● **What you have to do**
In the data below, locate each line with the word "important" and list it.
►
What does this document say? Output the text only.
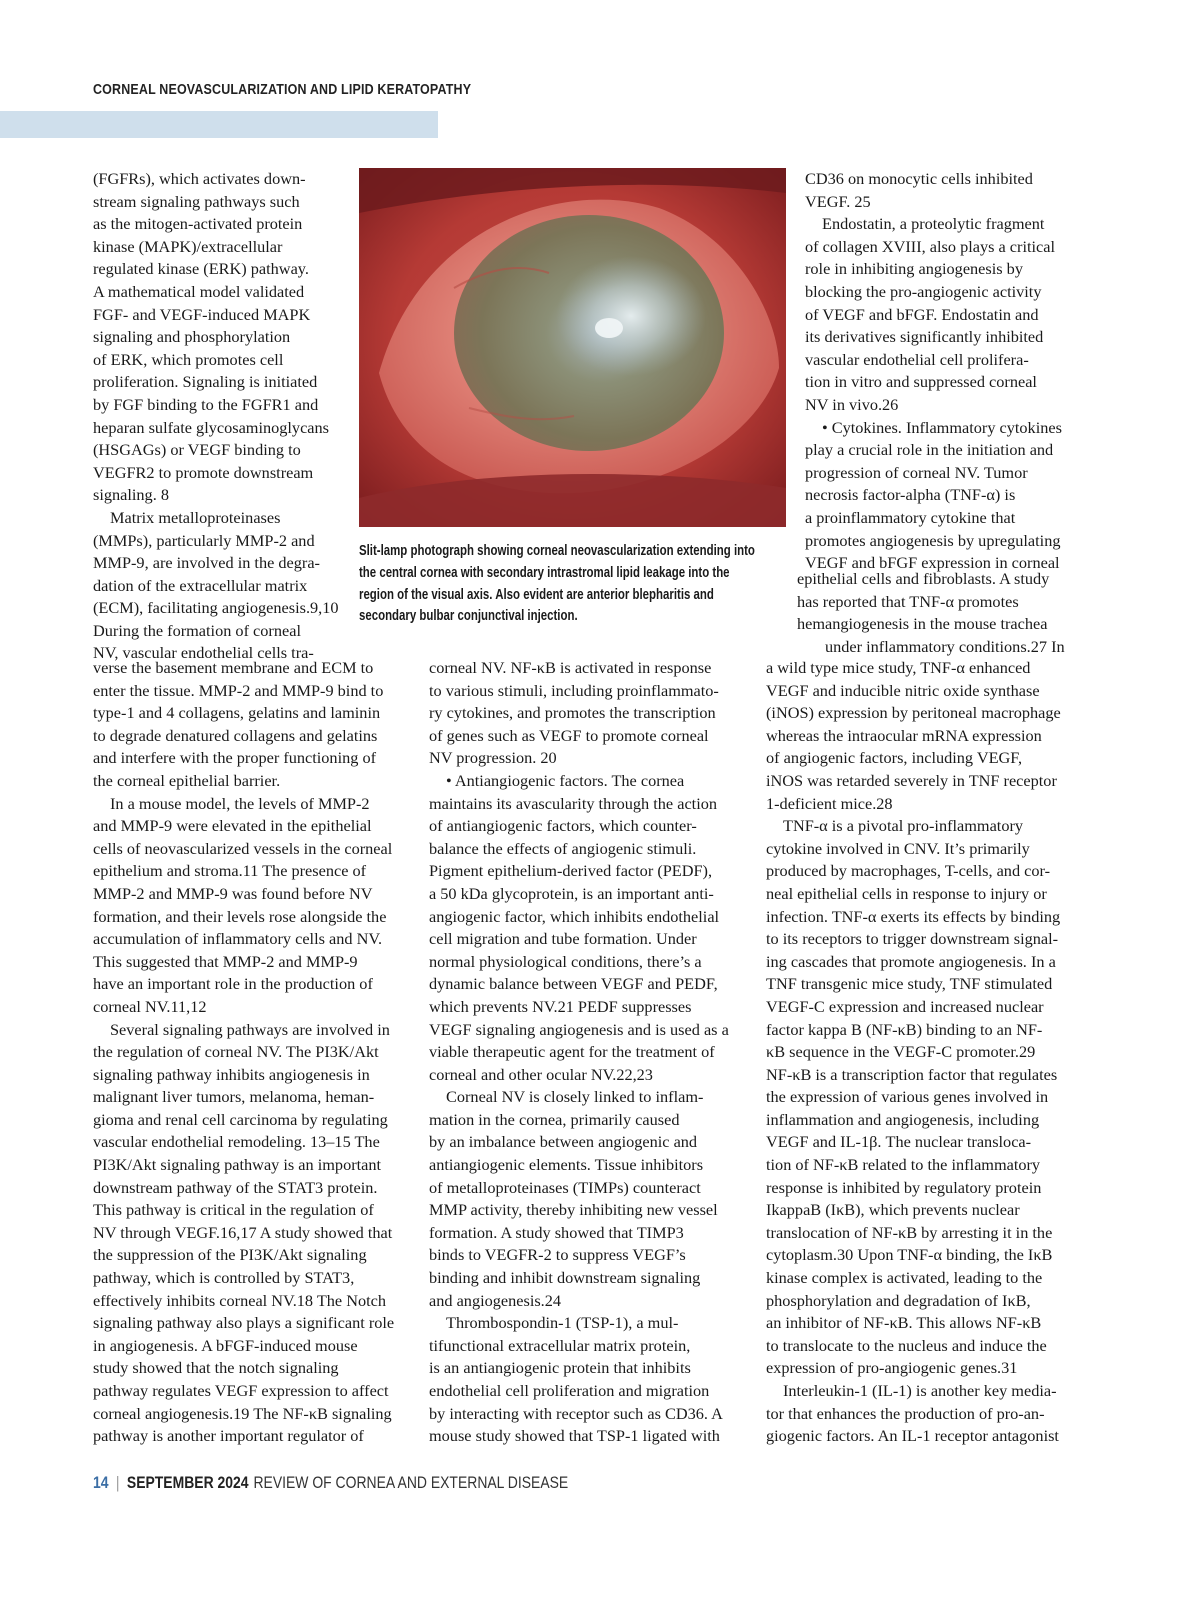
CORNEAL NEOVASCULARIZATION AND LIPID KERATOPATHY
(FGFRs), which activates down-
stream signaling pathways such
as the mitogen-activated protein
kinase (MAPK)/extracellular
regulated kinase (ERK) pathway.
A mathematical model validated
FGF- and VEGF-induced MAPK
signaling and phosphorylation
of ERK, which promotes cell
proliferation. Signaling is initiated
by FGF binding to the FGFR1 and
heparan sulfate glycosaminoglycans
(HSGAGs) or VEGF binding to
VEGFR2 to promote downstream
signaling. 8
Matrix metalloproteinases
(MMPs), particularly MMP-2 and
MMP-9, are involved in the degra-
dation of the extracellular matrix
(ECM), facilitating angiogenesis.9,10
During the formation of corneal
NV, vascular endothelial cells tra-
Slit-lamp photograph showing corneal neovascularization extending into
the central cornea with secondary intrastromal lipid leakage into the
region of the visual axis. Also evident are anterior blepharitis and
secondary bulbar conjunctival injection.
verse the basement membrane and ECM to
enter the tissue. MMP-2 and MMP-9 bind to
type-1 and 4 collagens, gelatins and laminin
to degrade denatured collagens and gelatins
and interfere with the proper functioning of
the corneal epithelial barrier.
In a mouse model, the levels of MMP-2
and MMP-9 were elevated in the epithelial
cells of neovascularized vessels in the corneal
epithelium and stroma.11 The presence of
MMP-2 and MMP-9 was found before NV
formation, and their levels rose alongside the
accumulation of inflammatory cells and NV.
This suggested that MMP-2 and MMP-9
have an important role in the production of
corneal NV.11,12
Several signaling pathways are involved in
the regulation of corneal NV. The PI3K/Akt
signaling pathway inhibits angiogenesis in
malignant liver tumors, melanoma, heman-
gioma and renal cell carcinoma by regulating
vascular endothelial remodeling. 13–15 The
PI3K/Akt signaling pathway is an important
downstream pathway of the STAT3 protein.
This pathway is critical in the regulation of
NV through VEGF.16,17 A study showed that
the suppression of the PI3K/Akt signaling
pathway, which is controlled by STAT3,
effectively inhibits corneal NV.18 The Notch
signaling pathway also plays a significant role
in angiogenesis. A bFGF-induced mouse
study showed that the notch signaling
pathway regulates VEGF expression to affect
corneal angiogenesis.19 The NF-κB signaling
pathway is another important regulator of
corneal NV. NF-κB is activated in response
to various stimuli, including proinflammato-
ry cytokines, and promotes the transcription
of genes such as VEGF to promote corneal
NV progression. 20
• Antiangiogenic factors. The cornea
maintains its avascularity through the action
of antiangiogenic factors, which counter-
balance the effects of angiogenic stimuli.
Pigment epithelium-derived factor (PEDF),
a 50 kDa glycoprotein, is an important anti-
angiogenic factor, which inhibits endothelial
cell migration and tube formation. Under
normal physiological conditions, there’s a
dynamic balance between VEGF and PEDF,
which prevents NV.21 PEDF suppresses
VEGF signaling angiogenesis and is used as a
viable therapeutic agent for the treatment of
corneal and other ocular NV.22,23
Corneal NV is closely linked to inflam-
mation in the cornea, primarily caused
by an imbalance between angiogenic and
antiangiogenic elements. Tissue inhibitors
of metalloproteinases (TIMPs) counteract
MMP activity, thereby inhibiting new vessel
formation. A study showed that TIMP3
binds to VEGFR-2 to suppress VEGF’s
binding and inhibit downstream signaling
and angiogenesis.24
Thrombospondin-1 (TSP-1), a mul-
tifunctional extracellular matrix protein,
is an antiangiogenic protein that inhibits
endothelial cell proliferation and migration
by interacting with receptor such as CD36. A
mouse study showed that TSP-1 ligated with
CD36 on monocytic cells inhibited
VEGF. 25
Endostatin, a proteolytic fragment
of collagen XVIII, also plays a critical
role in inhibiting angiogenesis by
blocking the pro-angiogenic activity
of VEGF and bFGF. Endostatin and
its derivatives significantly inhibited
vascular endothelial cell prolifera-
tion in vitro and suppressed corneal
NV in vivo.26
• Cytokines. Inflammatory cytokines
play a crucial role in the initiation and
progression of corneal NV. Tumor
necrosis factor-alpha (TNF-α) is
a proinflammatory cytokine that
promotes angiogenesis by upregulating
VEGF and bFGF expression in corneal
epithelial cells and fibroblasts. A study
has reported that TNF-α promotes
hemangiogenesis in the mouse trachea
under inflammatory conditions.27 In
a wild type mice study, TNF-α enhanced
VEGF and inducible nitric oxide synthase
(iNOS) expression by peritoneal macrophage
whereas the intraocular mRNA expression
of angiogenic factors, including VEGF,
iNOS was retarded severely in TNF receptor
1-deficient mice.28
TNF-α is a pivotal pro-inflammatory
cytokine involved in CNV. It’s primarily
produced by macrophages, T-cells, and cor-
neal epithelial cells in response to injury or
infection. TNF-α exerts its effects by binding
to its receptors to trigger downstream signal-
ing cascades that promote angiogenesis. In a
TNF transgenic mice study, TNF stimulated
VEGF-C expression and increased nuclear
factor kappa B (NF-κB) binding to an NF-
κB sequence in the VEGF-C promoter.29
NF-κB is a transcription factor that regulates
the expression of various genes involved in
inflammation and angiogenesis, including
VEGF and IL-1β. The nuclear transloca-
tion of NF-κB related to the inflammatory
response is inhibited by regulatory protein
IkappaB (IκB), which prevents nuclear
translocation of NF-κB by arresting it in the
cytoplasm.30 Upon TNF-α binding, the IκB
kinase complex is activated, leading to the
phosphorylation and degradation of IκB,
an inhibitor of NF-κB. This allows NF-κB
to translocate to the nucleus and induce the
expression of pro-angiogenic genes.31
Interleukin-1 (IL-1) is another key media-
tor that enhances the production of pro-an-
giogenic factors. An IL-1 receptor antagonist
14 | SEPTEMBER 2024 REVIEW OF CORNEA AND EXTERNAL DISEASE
◄
►
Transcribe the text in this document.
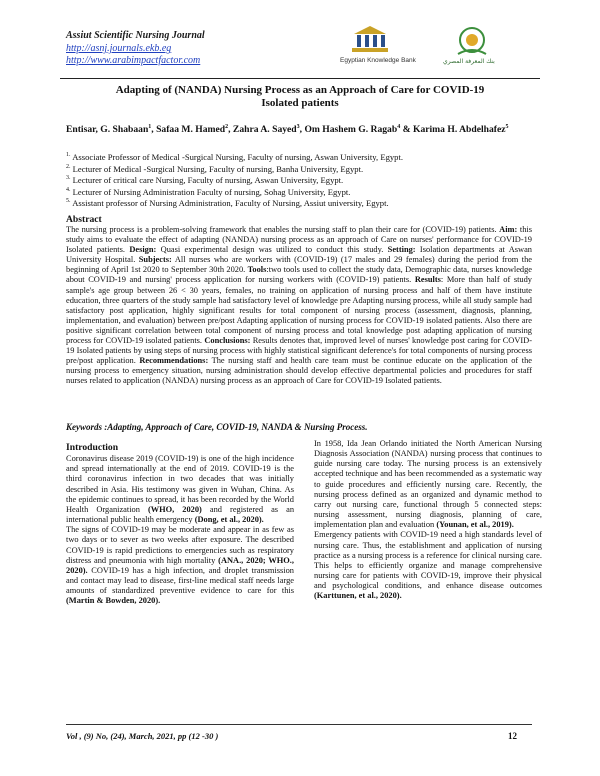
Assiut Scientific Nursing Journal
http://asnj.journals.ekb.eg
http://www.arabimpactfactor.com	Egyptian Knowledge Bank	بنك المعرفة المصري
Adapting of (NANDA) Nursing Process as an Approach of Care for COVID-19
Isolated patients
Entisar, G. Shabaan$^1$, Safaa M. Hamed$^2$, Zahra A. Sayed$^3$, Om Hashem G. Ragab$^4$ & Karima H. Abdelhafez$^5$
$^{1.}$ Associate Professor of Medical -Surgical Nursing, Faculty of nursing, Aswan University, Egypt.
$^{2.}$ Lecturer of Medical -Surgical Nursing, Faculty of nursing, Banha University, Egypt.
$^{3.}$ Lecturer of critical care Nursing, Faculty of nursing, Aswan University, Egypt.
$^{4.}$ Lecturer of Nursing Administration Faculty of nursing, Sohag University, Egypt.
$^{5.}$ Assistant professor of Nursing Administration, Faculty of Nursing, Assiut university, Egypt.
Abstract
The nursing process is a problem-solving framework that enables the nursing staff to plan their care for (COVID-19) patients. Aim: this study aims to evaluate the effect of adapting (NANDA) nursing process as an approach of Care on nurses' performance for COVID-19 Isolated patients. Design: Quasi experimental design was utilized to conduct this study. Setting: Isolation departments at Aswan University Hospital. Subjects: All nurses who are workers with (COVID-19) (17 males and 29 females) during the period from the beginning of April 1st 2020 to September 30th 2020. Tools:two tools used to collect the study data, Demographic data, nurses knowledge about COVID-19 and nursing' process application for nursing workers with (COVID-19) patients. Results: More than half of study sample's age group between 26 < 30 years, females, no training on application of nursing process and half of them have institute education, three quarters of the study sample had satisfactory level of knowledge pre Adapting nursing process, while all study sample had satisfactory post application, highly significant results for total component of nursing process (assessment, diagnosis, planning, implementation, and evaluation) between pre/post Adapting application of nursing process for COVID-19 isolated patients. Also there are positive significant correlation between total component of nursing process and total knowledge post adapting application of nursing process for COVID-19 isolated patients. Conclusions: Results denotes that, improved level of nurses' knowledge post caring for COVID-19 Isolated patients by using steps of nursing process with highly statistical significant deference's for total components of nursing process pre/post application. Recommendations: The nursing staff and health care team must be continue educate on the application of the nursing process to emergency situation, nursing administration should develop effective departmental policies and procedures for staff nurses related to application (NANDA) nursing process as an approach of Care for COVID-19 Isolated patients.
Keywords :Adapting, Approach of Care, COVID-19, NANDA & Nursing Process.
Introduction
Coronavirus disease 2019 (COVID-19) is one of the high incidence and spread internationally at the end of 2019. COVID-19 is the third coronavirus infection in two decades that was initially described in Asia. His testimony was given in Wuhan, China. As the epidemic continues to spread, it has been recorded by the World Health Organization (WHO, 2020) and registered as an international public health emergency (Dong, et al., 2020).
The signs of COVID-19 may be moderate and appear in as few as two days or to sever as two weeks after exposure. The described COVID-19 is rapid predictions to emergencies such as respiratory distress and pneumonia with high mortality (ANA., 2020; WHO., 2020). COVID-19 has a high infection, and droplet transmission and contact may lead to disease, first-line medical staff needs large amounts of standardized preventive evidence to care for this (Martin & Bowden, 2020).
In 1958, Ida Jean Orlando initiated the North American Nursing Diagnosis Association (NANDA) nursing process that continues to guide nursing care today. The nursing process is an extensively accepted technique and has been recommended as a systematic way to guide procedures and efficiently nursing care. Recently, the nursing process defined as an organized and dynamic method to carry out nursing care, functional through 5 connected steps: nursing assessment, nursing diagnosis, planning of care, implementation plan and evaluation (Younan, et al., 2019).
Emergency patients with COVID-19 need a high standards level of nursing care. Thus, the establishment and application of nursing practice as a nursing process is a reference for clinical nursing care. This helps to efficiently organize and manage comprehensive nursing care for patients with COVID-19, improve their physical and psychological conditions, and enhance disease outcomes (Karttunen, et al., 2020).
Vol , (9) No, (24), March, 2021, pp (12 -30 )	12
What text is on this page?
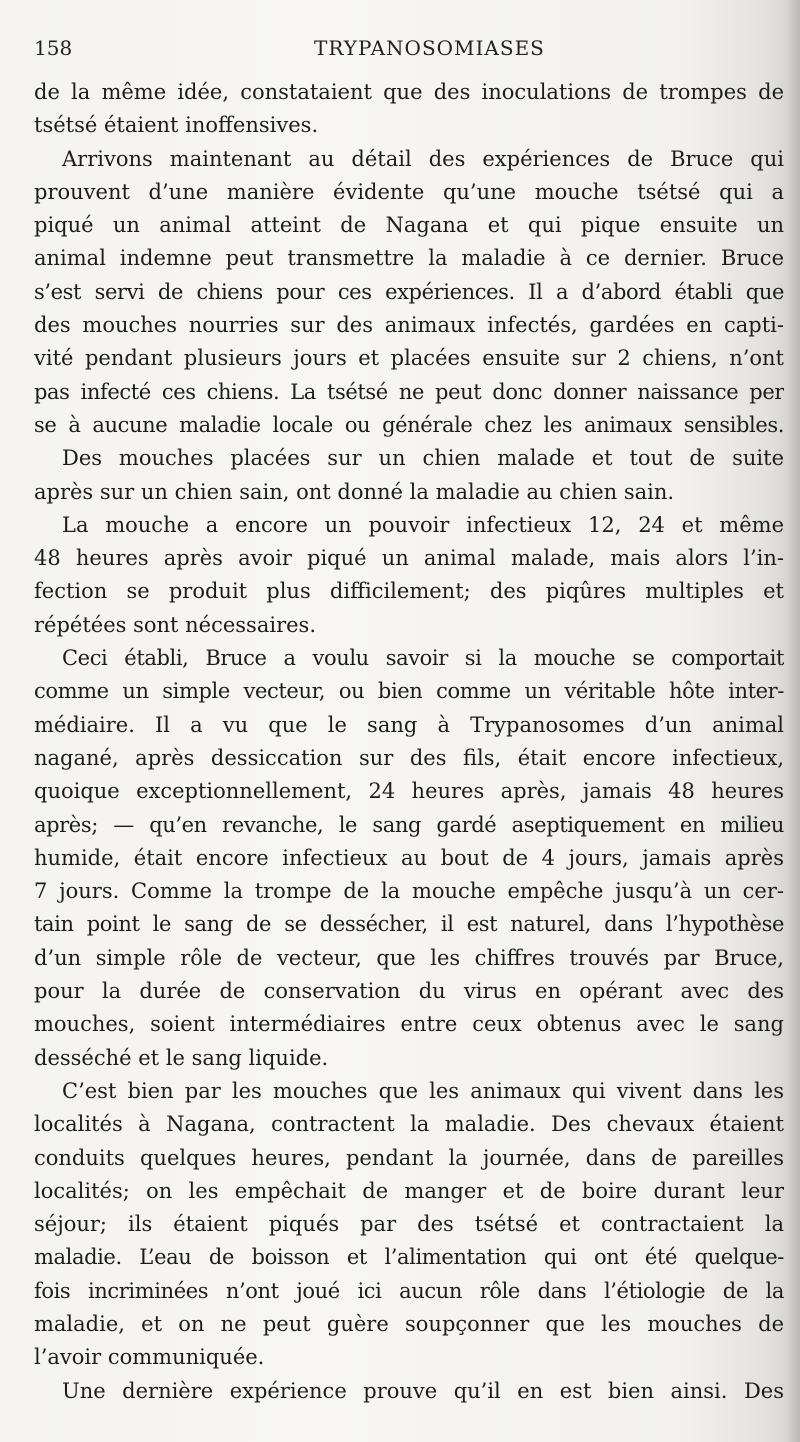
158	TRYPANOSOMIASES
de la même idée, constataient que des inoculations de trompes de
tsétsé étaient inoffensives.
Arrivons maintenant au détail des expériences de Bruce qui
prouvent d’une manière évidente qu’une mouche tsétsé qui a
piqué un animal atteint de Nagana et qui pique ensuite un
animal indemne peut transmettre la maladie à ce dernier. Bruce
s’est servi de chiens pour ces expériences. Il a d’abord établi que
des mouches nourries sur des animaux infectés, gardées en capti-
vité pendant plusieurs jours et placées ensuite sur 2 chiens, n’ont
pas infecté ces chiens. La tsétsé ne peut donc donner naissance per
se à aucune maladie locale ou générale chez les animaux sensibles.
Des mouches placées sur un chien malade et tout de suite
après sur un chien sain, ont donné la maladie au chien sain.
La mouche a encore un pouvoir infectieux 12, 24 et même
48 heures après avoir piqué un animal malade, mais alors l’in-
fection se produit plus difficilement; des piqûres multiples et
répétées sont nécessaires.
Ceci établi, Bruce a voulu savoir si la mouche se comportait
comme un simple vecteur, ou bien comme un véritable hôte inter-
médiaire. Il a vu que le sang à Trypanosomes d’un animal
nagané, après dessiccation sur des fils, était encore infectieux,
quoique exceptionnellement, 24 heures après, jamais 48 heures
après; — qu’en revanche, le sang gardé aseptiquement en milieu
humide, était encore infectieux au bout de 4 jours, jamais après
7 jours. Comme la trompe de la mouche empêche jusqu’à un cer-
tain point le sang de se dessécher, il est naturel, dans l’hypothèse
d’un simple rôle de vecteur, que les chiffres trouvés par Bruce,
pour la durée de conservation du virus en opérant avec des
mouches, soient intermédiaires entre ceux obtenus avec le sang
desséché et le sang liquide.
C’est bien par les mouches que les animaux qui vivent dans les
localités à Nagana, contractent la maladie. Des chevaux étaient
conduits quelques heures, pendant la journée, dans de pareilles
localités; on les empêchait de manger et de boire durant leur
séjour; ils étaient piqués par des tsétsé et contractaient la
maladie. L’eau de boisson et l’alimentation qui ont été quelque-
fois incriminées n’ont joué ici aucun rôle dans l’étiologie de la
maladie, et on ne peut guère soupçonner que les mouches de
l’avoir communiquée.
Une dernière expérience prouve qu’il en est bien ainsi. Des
◄
● **Exercise output**
have an important role in the production of
PI3K/Akt signaling pathway is an important
pathway is another important regulator of
a 50 kDa glycoprotein, is an important anti-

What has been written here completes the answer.